## Yapılacak işler
(1) Kaynak metne göre aşağıdaki soruları yanıtlar mısın?
(a) Vakfın yayımladığı rapor kaç sayfadır?
(b) Ankete katılanların yüzde kaçı akademik yayınlara sansür uygulandığını belirtti?
(c) Zazacayı Kürtçenin lehçesi olarak gören kaç akademisyen hangi üniversiteden ihraç edildi?
(2) Kaynak metindeki bölümü aynen yineler misin? "KÜRTÇE TEZ YAZIMI" sözcüklerinin geçtiği yerden başla, "giden akademisyenler cezalandırıldı." sözcüklerinden sonra dur.

## Kaynak metin
· · ·

İsmail Beşikçi Vakfı, “Türkiye Üniversitelerinde Kürt Çalışmaları Alanında Yaşanan Akademik Hak İhlalleri” başlıklı raporunu yayımladı.
Türkiye üniversitelerinde Kürt çalışmaları alanında yaşanan hak ihlallerine dair bir rapor yayımlayan İsmail Beşikçi Vakfı, Kürtçenin korunması, geliştirilmesi için yasal ve fiili engellerin kaldırılarak destekleyici adımların atılması istedi.
İsmail Beşikçi Vakfı, “Türkiye üniversitelerinde Kürt çalışmaları alanında yaşanan hak ihlalleri” adlı 94 sayfalık bir rapor yayımladı. Raporun hazırlanma sürecinde arşiv taraması ve anket teknikleri kullanıldı. Araştırma sırasında Kürt çalışmaları alanında 20 akademisyen ile görüşmeler yapıldı, 58 akademisyenin katıldığı online bir anket gerçekleştirildi. Bu araştırma ile büyük bir kısmı suç duyurularına, dava dosyalarına, mahkemelere konu olmayan çeşitli hak ihlallerine erişildi.
SANSÜRE MARUZ KALDILAR
Ankete katılanların yüzde 63’ü akademik yayınlara sansür uygulandığını belirtti. 2007 yılında içinde “Kürdistan” kelimesi geçen tez önerisini yaptıktan sonra bir akademisyen OHAL döneminde KHK ile ihraç edildi. “Kuzey Kürdistan”, “sömürge”, “koloni” veya “antikolonyal” gibi kavramlar kullanılamadı, baskılanma durumu haline geldi.
Zazalık Kürtlük tartışması çıktı, Zazacayı Kürtçenin lehçesi olarak gören üç akademisyen görüş ayrılıkları nedeniyle Bingöl Üniversitesinden ihraç edildi.
KÜRTÇE TEZ YAZIMI YASAKLANDI
Dicle Üniversitesinde İlahiyat Fakültesi öğretim üyeleri ders verdi, Kürtçe tez yazımı yasaklandı. Ancak Arap dili ve edebiyatı ve İngiliz dili ve edebiyatı bölümlerinde öğrenciler istedikleri dilde tez yazabiliyorlar.
MARDİN’DE KISMİ ÖZGÜRLÜK YAŞANDI
Mardin Artuk Üniversitesi’nde kısmı akademik özgürlük yaşandı. Kürtçe öğretmenliği formasyon kontenjanı konusunda YÖK ile gerilim yaşandı. 2015 yılında akademik çalışmalarda gerileme başladı. Üniversitede tasfiye, baskı, korkutma, yıldırma ve tehdit oluştu. Zaho Üniversitesinde doktora yapmaya giden akademisyenler cezalandırıldı.

· · ·

## Veri kesiti

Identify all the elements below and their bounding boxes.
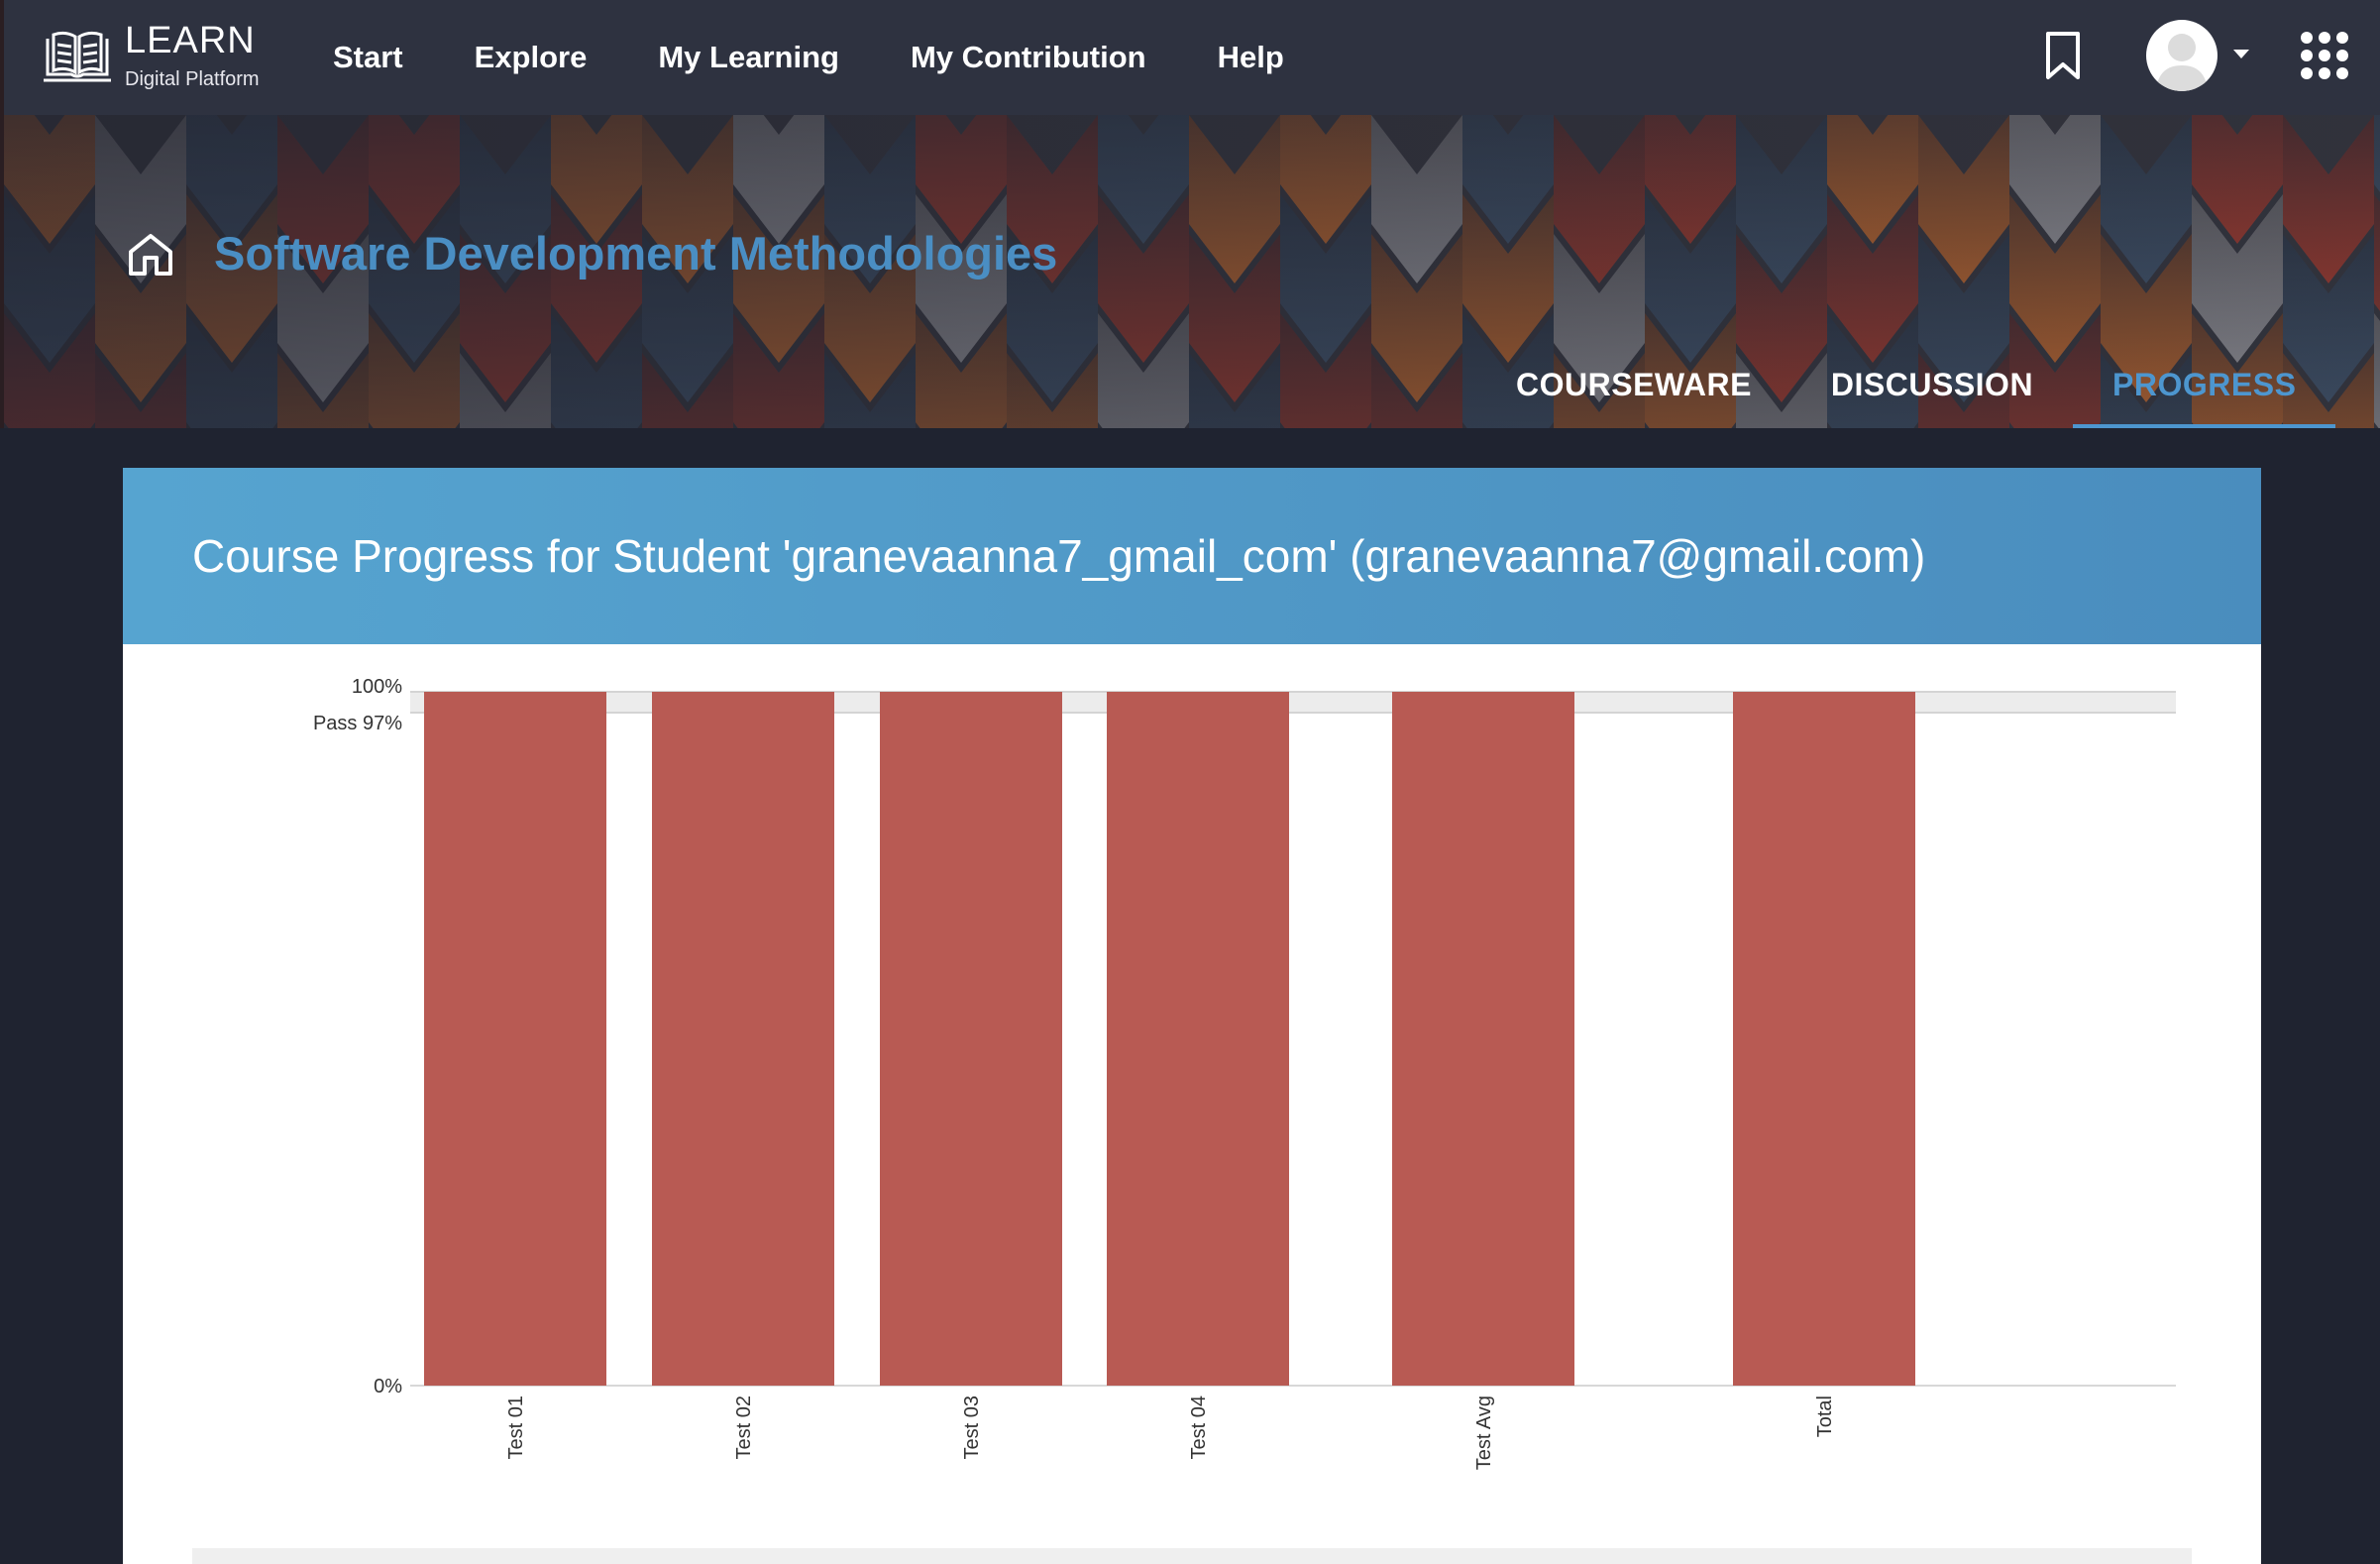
bar-test-03 — [880, 692, 1062, 1386]
bar-test-04 — [1107, 692, 1289, 1386]
user-menu-caret-icon[interactable] — [2233, 50, 2249, 58]
x-tick-label: Test 02 — [733, 1396, 755, 1459]
nav-explore[interactable]: Explore — [475, 40, 588, 75]
course-tabs: COURSEWARE DISCUSSION PROGRESS — [1476, 363, 2336, 428]
apps-grid-icon[interactable] — [2301, 32, 2348, 81]
bookmark-icon[interactable] — [2043, 30, 2083, 81]
course-banner: Software Development Methodologies COURS… — [0, 115, 2380, 428]
nav-my-learning[interactable]: My Learning — [658, 40, 839, 75]
progress-heading: Course Progress for Student 'granevaanna… — [192, 530, 1926, 582]
y-tick-label: 0% — [374, 1376, 402, 1397]
tab-discussion[interactable]: DISCUSSION — [1791, 363, 2073, 428]
y-tick-label: 100% — [352, 676, 402, 698]
progress-chart: 100% Pass 97% 0% Test 01 Test 02 Test 03 Test … — [313, 676, 2176, 1470]
y-tick-label: Pass 97% — [313, 713, 402, 734]
x-tick-label: Test 03 — [961, 1396, 983, 1459]
main-menu: Start Explore My Learning My Contributio… — [333, 0, 1355, 115]
tab-courseware[interactable]: COURSEWARE — [1476, 363, 1791, 428]
logo-title: LEARN — [125, 20, 256, 61]
user-avatar[interactable] — [2146, 20, 2218, 91]
home-icon[interactable] — [127, 232, 174, 278]
progress-card-header: Course Progress for Student 'granevaanna… — [123, 468, 2261, 644]
tab-progress[interactable]: PROGRESS — [2073, 363, 2336, 428]
progress-card: Course Progress for Student 'granevaanna… — [123, 468, 2261, 1564]
x-tick-label: Test Avg — [1473, 1396, 1495, 1470]
bar-test-01 — [424, 692, 606, 1386]
bar-total — [1733, 692, 1915, 1386]
user-silhouette-icon — [2156, 34, 2208, 91]
nav-start[interactable]: Start — [333, 40, 403, 75]
course-title[interactable]: Software Development Methodologies — [214, 226, 1057, 280]
card-footer-divider — [192, 1548, 2192, 1564]
top-navigation: LEARN Digital Platform Start Explore My … — [0, 0, 2380, 115]
open-book-icon — [44, 31, 111, 82]
nav-help[interactable]: Help — [1218, 40, 1284, 75]
x-tick-label: Total — [1814, 1396, 1836, 1437]
x-tick-label: Test 04 — [1188, 1396, 1210, 1459]
logo-subtitle: Digital Platform — [125, 68, 260, 90]
bar-test-avg — [1392, 692, 1574, 1386]
x-tick-label: Test 01 — [505, 1396, 527, 1459]
nav-my-contribution[interactable]: My Contribution — [911, 40, 1146, 75]
platform-logo[interactable]: LEARN Digital Platform — [42, 22, 260, 93]
bar-test-02 — [652, 692, 834, 1386]
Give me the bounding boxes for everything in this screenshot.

· · ·

## Sıralı yanıtlar
(1)
(a) 94 sayfa.
(b) Yüzde 63'ü.
(c) Üç akademisyen, Bingöl Üniversitesinden.

(2)
KÜRTÇE TEZ YAZIMI YASAKLANDI
Dicle Üniversitesinde İlahiyat Fakültesi öğretim üyeleri ders verdi, Kürtçe tez yazımı yasaklandı. Ancak Arap dili ve edebiyatı ve İngiliz dili ve edebiyatı bölümlerinde öğrenciler istedikleri dilde tez yazabiliyorlar.
MARDİN’DE KISMİ ÖZGÜRLÜK YAŞANDI
Mardin Artuk Üniversitesi’nde kısmı akademik özgürlük yaşandı. Kürtçe öğretmenliği formasyon kontenjanı konusunda YÖK ile gerilim yaşandı. 2015 yılında akademik çalışmalarda gerileme başladı. Üniversitede tasfiye, baskı, korkutma, yıldırma ve tehdit oluştu. Zaho Üniversitesinde doktora yapmaya giden akademisyenler cezalandırıldı.